*What to produce*:
Write out every record below exactly as it appears.
* START *
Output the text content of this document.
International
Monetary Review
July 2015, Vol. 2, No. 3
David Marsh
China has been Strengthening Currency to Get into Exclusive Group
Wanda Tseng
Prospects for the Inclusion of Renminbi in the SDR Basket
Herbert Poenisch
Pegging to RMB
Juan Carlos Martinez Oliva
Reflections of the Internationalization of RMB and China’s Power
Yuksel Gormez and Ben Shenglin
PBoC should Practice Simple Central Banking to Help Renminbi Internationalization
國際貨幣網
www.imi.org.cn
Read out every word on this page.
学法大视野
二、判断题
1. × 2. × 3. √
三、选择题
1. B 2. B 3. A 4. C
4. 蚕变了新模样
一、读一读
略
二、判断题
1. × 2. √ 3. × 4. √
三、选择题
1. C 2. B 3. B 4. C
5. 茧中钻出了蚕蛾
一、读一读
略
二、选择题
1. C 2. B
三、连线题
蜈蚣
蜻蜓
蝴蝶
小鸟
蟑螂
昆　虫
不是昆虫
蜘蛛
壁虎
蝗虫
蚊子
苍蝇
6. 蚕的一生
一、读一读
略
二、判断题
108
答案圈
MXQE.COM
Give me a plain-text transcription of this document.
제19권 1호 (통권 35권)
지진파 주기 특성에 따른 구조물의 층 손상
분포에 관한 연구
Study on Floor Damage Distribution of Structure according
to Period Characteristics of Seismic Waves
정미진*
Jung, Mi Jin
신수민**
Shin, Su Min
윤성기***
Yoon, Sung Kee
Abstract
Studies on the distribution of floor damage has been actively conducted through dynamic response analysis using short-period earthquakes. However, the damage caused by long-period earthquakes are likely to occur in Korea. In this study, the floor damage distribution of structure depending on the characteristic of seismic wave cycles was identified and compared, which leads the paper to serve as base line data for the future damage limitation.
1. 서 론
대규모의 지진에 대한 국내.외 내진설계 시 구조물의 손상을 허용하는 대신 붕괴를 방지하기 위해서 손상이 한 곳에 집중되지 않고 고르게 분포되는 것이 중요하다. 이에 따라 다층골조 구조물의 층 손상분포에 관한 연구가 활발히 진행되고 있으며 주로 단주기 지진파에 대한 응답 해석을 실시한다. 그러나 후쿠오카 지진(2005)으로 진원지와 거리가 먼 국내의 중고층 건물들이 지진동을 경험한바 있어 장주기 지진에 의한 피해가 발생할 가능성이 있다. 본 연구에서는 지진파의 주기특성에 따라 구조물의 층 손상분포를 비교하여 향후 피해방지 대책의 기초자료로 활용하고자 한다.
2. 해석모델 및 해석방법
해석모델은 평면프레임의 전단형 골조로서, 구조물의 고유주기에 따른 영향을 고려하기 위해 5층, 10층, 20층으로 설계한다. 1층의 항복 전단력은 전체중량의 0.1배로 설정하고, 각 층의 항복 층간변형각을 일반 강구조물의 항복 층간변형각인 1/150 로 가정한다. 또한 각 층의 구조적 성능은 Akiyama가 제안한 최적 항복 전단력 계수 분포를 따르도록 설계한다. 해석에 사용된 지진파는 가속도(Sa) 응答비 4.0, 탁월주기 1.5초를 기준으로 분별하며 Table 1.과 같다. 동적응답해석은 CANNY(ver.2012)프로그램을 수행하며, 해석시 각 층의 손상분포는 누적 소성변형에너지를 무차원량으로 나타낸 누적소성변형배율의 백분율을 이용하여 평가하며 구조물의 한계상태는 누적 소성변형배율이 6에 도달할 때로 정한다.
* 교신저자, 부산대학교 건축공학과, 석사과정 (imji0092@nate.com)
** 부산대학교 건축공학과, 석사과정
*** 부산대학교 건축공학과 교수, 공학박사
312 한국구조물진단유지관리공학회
* END *
*Exercise result*:
Output the text content of this document.
International
Monetary Review
July 2015, Vol. 2, No. 3
David Marsh
China has been Strengthening Currency to Get into Exclusive Group
Wanda Tseng
Prospects for the Inclusion of Renminbi in the SDR Basket
Herbert Poenisch
Pegging to RMB
Juan Carlos Martinez Oliva
Reflections of the Internationalization of RMB and China’s Power
Yuksel Gormez and Ben Shenglin
PBoC should Practice Simple Central Banking to Help Renminbi Internationalization
國際貨幣網
www.imi.org.cn
Read out every word on this page.
学法大视野
二、判断题
1. × 2. × 3. √
三、选择题
1. B 2. B 3. A 4. C
4. 蚕变了新模样
一、读一读
略
二、判断题
1. × 2. √ 3. × 4. √
三、选择题
1. C 2. B 3. B 4. C
5. 茧中钻出了蚕蛾
一、读一读
略
二、选择题
1. C 2. B
三、连线题
蜈蚣
蜻蜓
蝴蝶
小鸟
蟑螂
昆　虫
不是昆虫
蜘蛛
壁虎
蝗虫
蚊子
苍蝇
6. 蚕的一生
一、读一读
略
二、判断题
108
答案圈
MXQE.COM
Give me a plain-text transcription of this document.
제19권 1호 (통권 35권)
지진파 주기 특성에 따른 구조물의 층 손상
분포에 관한 연구
Study on Floor Damage Distribution of Structure according
to Period Characteristics of Seismic Waves
정미진*
Jung, Mi Jin
신수민**
Shin, Su Min
윤성기***
Yoon, Sung Kee
Abstract
Studies on the distribution of floor damage has been actively conducted through dynamic response analysis using short-period earthquakes. However, the damage caused by long-period earthquakes are likely to occur in Korea. In this study, the floor damage distribution of structure depending on the characteristic of seismic wave cycles was identified and compared, which leads the paper to serve as base line data for the future damage limitation.
1. 서 론
대규모의 지진에 대한 국내.외 내진설계 시 구조물의 손상을 허용하는 대신 붕괴를 방지하기 위해서 손상이 한 곳에 집중되지 않고 고르게 분포되는 것이 중요하다. 이에 따라 다층골조 구조물의 층 손상분포에 관한 연구가 활발히 진행되고 있으며 주로 단주기 지진파에 대한 응답 해석을 실시한다. 그러나 후쿠오카 지진(2005)으로 진원지와 거리가 먼 국내의 중고층 건물들이 지진동을 경험한바 있어 장주기 지진에 의한 피해가 발생할 가능성이 있다. 본 연구에서는 지진파의 주기특성에 따라 구조물의 층 손상분포를 비교하여 향후 피해방지 대책의 기초자료로 활용하고자 한다.
2. 해석모델 및 해석방법
해석모델은 평면프레임의 전단형 골조로서, 구조물의 고유주기에 따른 영향을 고려하기 위해 5층, 10층, 20층으로 설계한다. 1층의 항복 전단력은 전체중량의 0.1배로 설정하고, 각 층의 항복 층간변형각을 일반 강구조물의 항복 층간변형각인 1/150 로 가정한다. 또한 각 층의 구조적 성능은 Akiyama가 제안한 최적 항복 전단력 계수 분포를 따르도록 설계한다. 해석에 사용된 지진파는 가속도(Sa) 응答비 4.0, 탁월주기 1.5초를 기준으로 분별하며 Table 1.과 같다. 동적응답해석은 CANNY(ver.2012)프로그램을 수행하며, 해석시 각 층의 손상분포는 누적 소성변형에너지를 무차원량으로 나타낸 누적소성변형배율의 백분율을 이용하여 평가하며 구조물의 한계상태는 누적 소성변형배율이 6에 도달할 때로 정한다.
* 교신저자, 부산대학교 건축공학과, 석사과정 (imji0092@nate.com)
** 부산대학교 건축공학과, 석사과정
*** 부산대학교 건축공학과 교수, 공학박사
312 한국구조물진단유지관리공학회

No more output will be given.